Task brief
Scan the lines below for the string "this" and copy every one that has it.

Dataset records
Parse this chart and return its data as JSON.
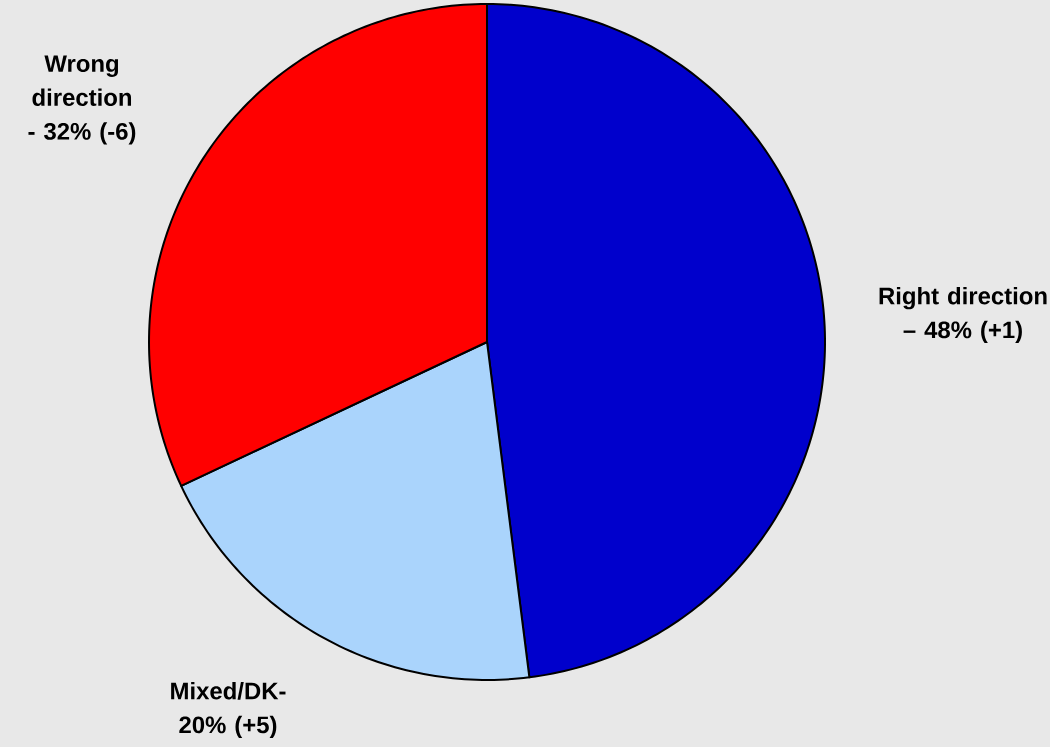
{
  "chart_data": {
    "type": "pie",
    "categories": [
      "Right direction – 48% (+1)",
      "Mixed/DK- 20% (+5)",
      "Wrong direction - 32% (-6)"
    ],
    "values": [
      48,
      20,
      32
    ],
    "colors": [
      "#0000cc",
      "#aad4fc",
      "#ff0000"
    ]
  }
}
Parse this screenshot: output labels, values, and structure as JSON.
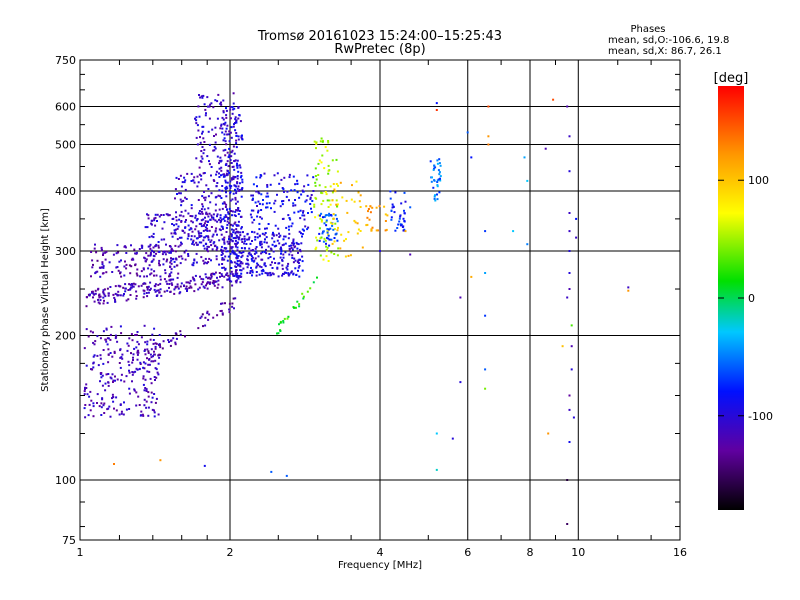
{
  "chart_data": {
    "type": "scatter",
    "title": "Tromsø 20161023 15:24:00–15:25:43",
    "subtitle": "RwPretec (8p)",
    "xlabel": "Frequency [MHz]",
    "ylabel": "Stationary phase Virtual Height [km]",
    "x_scale": "log",
    "y_scale": "log",
    "xlim": [
      1,
      16
    ],
    "ylim": [
      75,
      750
    ],
    "x_ticks": [
      1,
      2,
      4,
      6,
      8,
      10,
      16
    ],
    "y_ticks": [
      75,
      100,
      200,
      300,
      400,
      500,
      600,
      750
    ],
    "grid": true,
    "stats": {
      "heading": "Phases",
      "line1": "mean, sd,O:-106.6, 19.8",
      "line2": "mean, sd,X:  86.7, 26.1"
    },
    "colorbar": {
      "label": "[deg]",
      "ticks": [
        100,
        0,
        -100
      ],
      "range": [
        -180,
        180
      ]
    },
    "clusters": [
      {
        "kind": "box",
        "x": [
          1.02,
          1.45
        ],
        "y": [
          135,
          210
        ],
        "phase": -115,
        "n": 260
      },
      {
        "kind": "band",
        "x0": 1.03,
        "y0": 240,
        "x1": 2.1,
        "y1": 265,
        "phase": -118,
        "n": 230,
        "spread": 10
      },
      {
        "kind": "box",
        "x": [
          1.05,
          1.6
        ],
        "y": [
          265,
          310
        ],
        "phase": -118,
        "n": 140
      },
      {
        "kind": "box",
        "x": [
          1.35,
          1.95
        ],
        "y": [
          280,
          360
        ],
        "phase": -110,
        "n": 200
      },
      {
        "kind": "box",
        "x": [
          1.55,
          2.1
        ],
        "y": [
          300,
          440
        ],
        "phase": -105,
        "n": 200
      },
      {
        "kind": "box",
        "x": [
          1.7,
          2.08
        ],
        "y": [
          440,
          640
        ],
        "phase": -112,
        "n": 110
      },
      {
        "kind": "box",
        "x": [
          1.92,
          2.12
        ],
        "y": [
          260,
          600
        ],
        "phase": -100,
        "n": 220
      },
      {
        "kind": "box",
        "x": [
          2.05,
          2.8
        ],
        "y": [
          265,
          330
        ],
        "phase": -100,
        "n": 260
      },
      {
        "kind": "box",
        "x": [
          2.2,
          2.95
        ],
        "y": [
          330,
          440
        ],
        "phase": -92,
        "n": 130
      },
      {
        "kind": "band",
        "x0": 1.35,
        "y0": 180,
        "x1": 2.05,
        "y1": 235,
        "phase": -125,
        "n": 60,
        "spread": 8
      },
      {
        "kind": "box",
        "x": [
          2.95,
          3.3
        ],
        "y": [
          285,
          520
        ],
        "phase": 55,
        "n": 90
      },
      {
        "kind": "box",
        "x": [
          3.0,
          3.3
        ],
        "y": [
          305,
          360
        ],
        "phase": -70,
        "n": 40
      },
      {
        "kind": "box",
        "x": [
          3.2,
          3.7
        ],
        "y": [
          290,
          420
        ],
        "phase": 95,
        "n": 40
      },
      {
        "kind": "box",
        "x": [
          3.75,
          4.15
        ],
        "y": [
          330,
          375
        ],
        "phase": 115,
        "n": 25
      },
      {
        "kind": "box",
        "x": [
          4.15,
          4.5
        ],
        "y": [
          330,
          400
        ],
        "phase": -75,
        "n": 35
      },
      {
        "kind": "box",
        "x": [
          5.05,
          5.3
        ],
        "y": [
          380,
          470
        ],
        "phase": -55,
        "n": 35
      },
      {
        "kind": "band",
        "x0": 2.45,
        "y0": 200,
        "x1": 3.0,
        "y1": 265,
        "phase": 20,
        "n": 25,
        "spread": 5
      }
    ],
    "points": [
      [
        1.17,
        108,
        130
      ],
      [
        1.45,
        110,
        120
      ],
      [
        1.78,
        107,
        -90
      ],
      [
        2.42,
        104,
        -60
      ],
      [
        5.2,
        105,
        -20
      ],
      [
        5.2,
        125,
        -30
      ],
      [
        5.6,
        122,
        -100
      ],
      [
        5.8,
        160,
        -100
      ],
      [
        6.1,
        265,
        110
      ],
      [
        5.8,
        240,
        -120
      ],
      [
        6.5,
        170,
        -60
      ],
      [
        6.5,
        155,
        40
      ],
      [
        6.5,
        220,
        -70
      ],
      [
        6.5,
        270,
        -40
      ],
      [
        6.5,
        330,
        -70
      ],
      [
        7.4,
        330,
        -30
      ],
      [
        7.9,
        310,
        -50
      ],
      [
        6.6,
        500,
        130
      ],
      [
        7.8,
        470,
        -40
      ],
      [
        7.9,
        420,
        -30
      ],
      [
        6.1,
        470,
        -80
      ],
      [
        5.2,
        590,
        160
      ],
      [
        6.6,
        600,
        150
      ],
      [
        6.6,
        520,
        120
      ],
      [
        6.0,
        530,
        -60
      ],
      [
        5.2,
        610,
        -80
      ],
      [
        8.6,
        490,
        -120
      ],
      [
        8.9,
        620,
        150
      ],
      [
        9.5,
        600,
        -120
      ],
      [
        9.6,
        520,
        -110
      ],
      [
        9.6,
        440,
        -100
      ],
      [
        9.6,
        360,
        -110
      ],
      [
        9.6,
        330,
        -110
      ],
      [
        9.6,
        300,
        -100
      ],
      [
        9.6,
        270,
        -100
      ],
      [
        9.6,
        250,
        -120
      ],
      [
        9.7,
        210,
        30
      ],
      [
        9.7,
        190,
        -120
      ],
      [
        9.7,
        170,
        -100
      ],
      [
        9.6,
        150,
        -130
      ],
      [
        9.6,
        140,
        -110
      ],
      [
        9.8,
        135,
        -100
      ],
      [
        9.5,
        100,
        -160
      ],
      [
        9.5,
        81,
        -150
      ],
      [
        9.6,
        120,
        -90
      ],
      [
        8.7,
        125,
        120
      ],
      [
        9.9,
        350,
        -80
      ],
      [
        9.9,
        320,
        -110
      ],
      [
        9.3,
        190,
        100
      ],
      [
        9.5,
        240,
        -110
      ],
      [
        12.6,
        248,
        120
      ],
      [
        12.6,
        252,
        -110
      ],
      [
        4.5,
        380,
        -100
      ],
      [
        4.6,
        295,
        -120
      ],
      [
        4.5,
        330,
        110
      ],
      [
        4.0,
        300,
        -100
      ],
      [
        4.6,
        370,
        -60
      ],
      [
        2.6,
        102,
        -60
      ]
    ]
  }
}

Result below
Parse this chart and return its data as JSON.
Parse this screenshot: output labels, values, and structure as JSON.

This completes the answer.